* **What needs to be done**
Lines that contain the string "TGBrowser" are to be copied; leave out all others.

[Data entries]
......
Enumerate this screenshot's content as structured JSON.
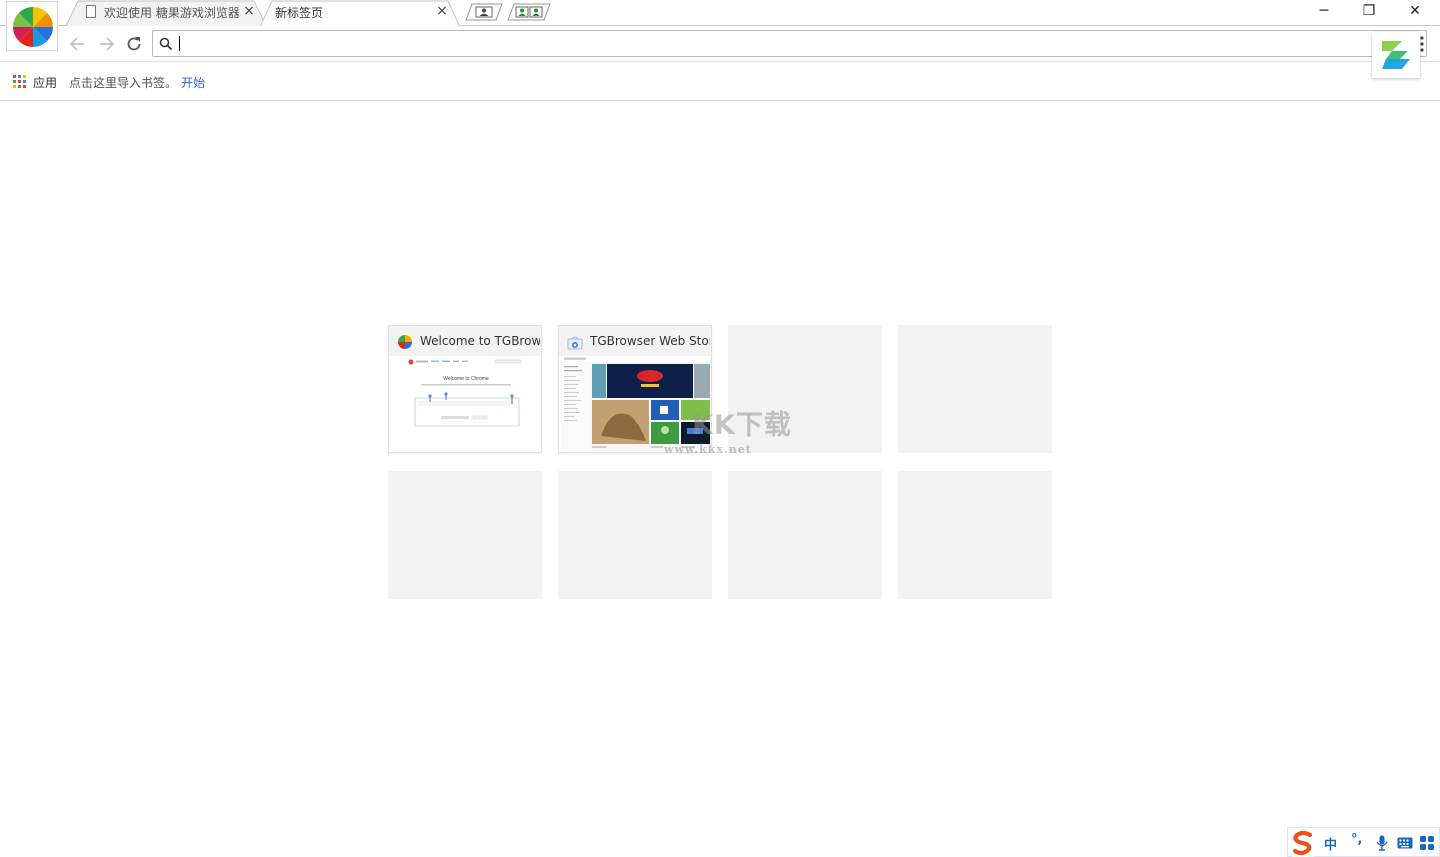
{
  "tabs": [
    {
      "title": "欢迎使用 糖果游戏浏览器",
      "close": "×"
    },
    {
      "title": "新标签页",
      "close": "×"
    }
  ],
  "window_controls": {
    "minimize": "─",
    "restore": "❐",
    "close": "✕"
  },
  "omnibox": {
    "value": "",
    "placeholder": ""
  },
  "bookmarks": {
    "apps_label": "应用",
    "hint": "点击这里导入书签。",
    "start_link": "开始"
  },
  "tiles": [
    {
      "title": "Welcome to TGBrowser",
      "thumb_heading": "Welcome to Chrome",
      "thumb_cta": "Get started"
    },
    {
      "title": "TGBrowser Web Store"
    }
  ],
  "watermark": {
    "text": "KK下载",
    "url": "www.kkx.net"
  },
  "ime": {
    "mode": "中",
    "punct": "°,",
    "mic": "mic-icon",
    "keyboard": "keyboard-icon",
    "grid": "grid-icon"
  },
  "colors": {
    "link": "#3367d6",
    "ime_blue": "#1a66c7",
    "tile_empty": "#f2f2f2"
  }
}
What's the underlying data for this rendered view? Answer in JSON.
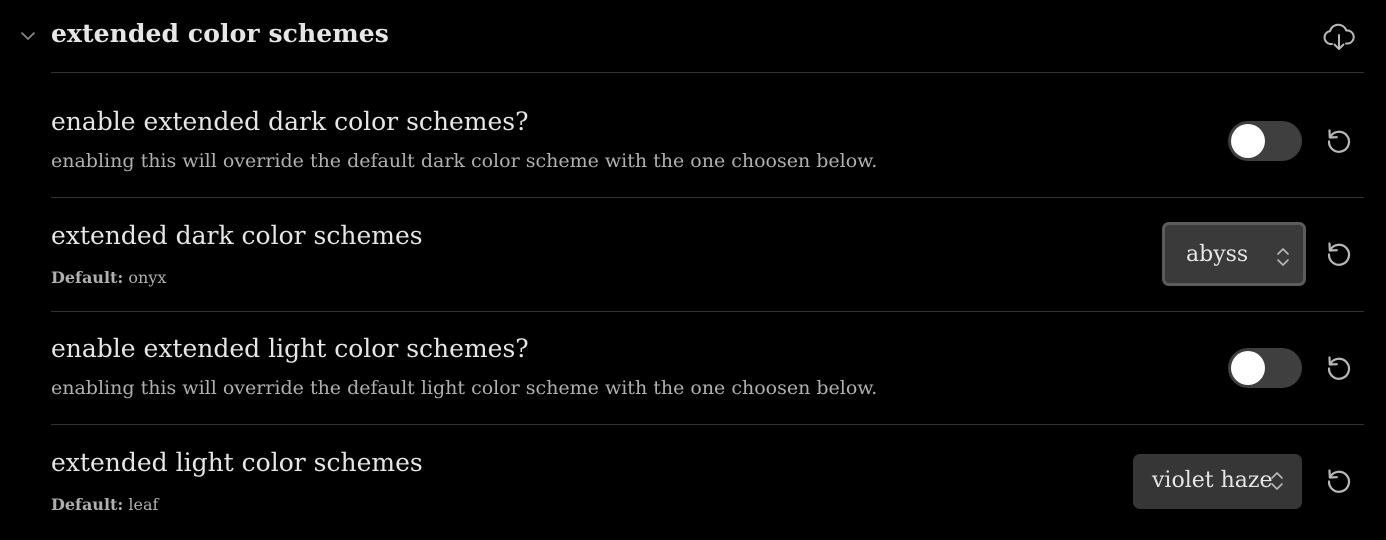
{
  "section": {
    "title": "extended color schemes",
    "collapse_icon": "chevron-down-icon",
    "action_icon": "download-cloud-icon"
  },
  "settings": [
    {
      "name": "enable extended dark color schemes?",
      "description": "enabling this will override the default dark color scheme with the one choosen below.",
      "control": "toggle",
      "enabled": false,
      "reset_icon": "reset-icon"
    },
    {
      "name": "extended dark color schemes",
      "default_label": "Default:",
      "default_value": "onyx",
      "control": "dropdown",
      "selected": "abyss",
      "reset_icon": "reset-icon"
    },
    {
      "name": "enable extended light color schemes?",
      "description": "enabling this will override the default light color scheme with the one choosen below.",
      "control": "toggle",
      "enabled": false,
      "reset_icon": "reset-icon"
    },
    {
      "name": "extended light color schemes",
      "default_label": "Default:",
      "default_value": "leaf",
      "control": "dropdown",
      "selected": "violet haze",
      "reset_icon": "reset-icon"
    }
  ],
  "colors": {
    "background": "#000000",
    "divider": "#333333",
    "toggle_off": "#3f3f3f",
    "dropdown_bg": "#363636"
  }
}
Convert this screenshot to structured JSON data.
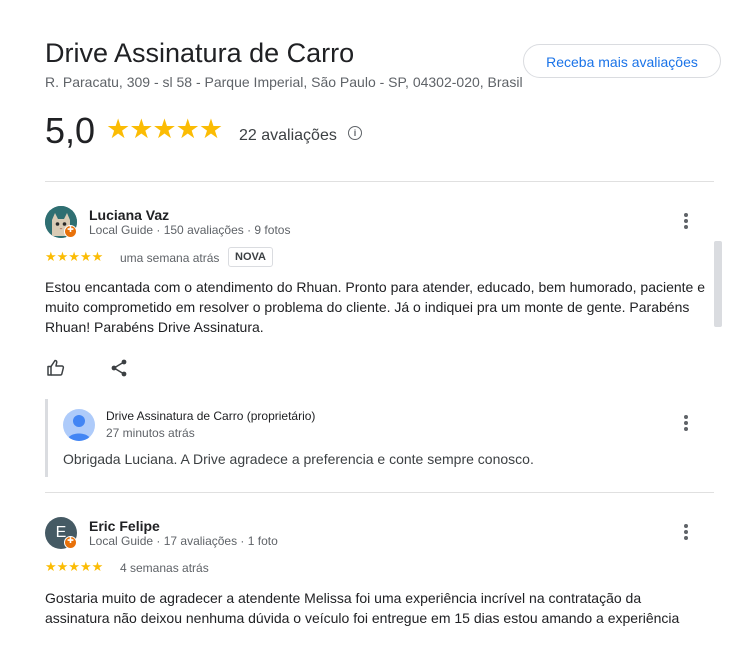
{
  "business": {
    "name": "Drive Assinatura de Carro",
    "address": "R. Paracatu, 309 - sl 58 - Parque Imperial, São Paulo - SP, 04302-020, Brasil",
    "more_reviews_button": "Receba mais avaliações",
    "rating": "5,0",
    "stars": "★★★★★",
    "reviews_count": "22 avaliações",
    "info_icon": "i"
  },
  "reviews": [
    {
      "author": "Luciana Vaz",
      "meta": "Local Guide · 150 avaliações · 9 fotos",
      "stars": "★★★★★",
      "when": "uma semana atrás",
      "badge": "NOVA",
      "text": "Estou encantada com o atendimento do Rhuan. Pronto para atender, educado, bem humorado, paciente e muito comprometido em resolver o problema do cliente. Já o indiquei pra um monte de gente. Parabéns Rhuan! Parabéns Drive Assinatura.",
      "owner_reply": {
        "name": "Drive Assinatura de Carro (proprietário)",
        "when": "27 minutos atrás",
        "text": "Obrigada Luciana. A Drive agradece a preferencia e conte sempre conosco."
      }
    },
    {
      "author": "Eric Felipe",
      "avatar_letter": "E",
      "meta": "Local Guide · 17 avaliações · 1 foto",
      "stars": "★★★★★",
      "when": "4 semanas atrás",
      "text": "Gostaria muito de agradecer a atendente Melissa foi uma experiência incrível na contratação da assinatura não deixou nenhuma dúvida o veículo foi entregue em 15 dias estou amando a experiência"
    }
  ],
  "colors": {
    "star": "#fbbc04",
    "link": "#1a73e8",
    "local_guide_badge": "#e8710a"
  },
  "icons": [
    "info-icon",
    "thumbs-up-icon",
    "share-icon",
    "more-vert-icon",
    "person-icon",
    "local-guide-badge-icon"
  ]
}
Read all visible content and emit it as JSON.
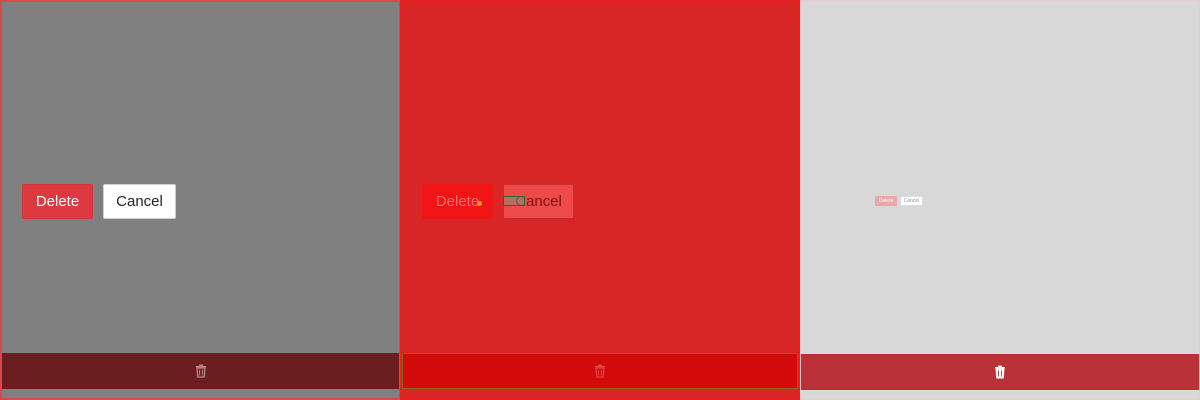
......
* **Solution to this problem**
      "title": "Welcome to TGBrowser",
      "title": "TGBrowser Web Store"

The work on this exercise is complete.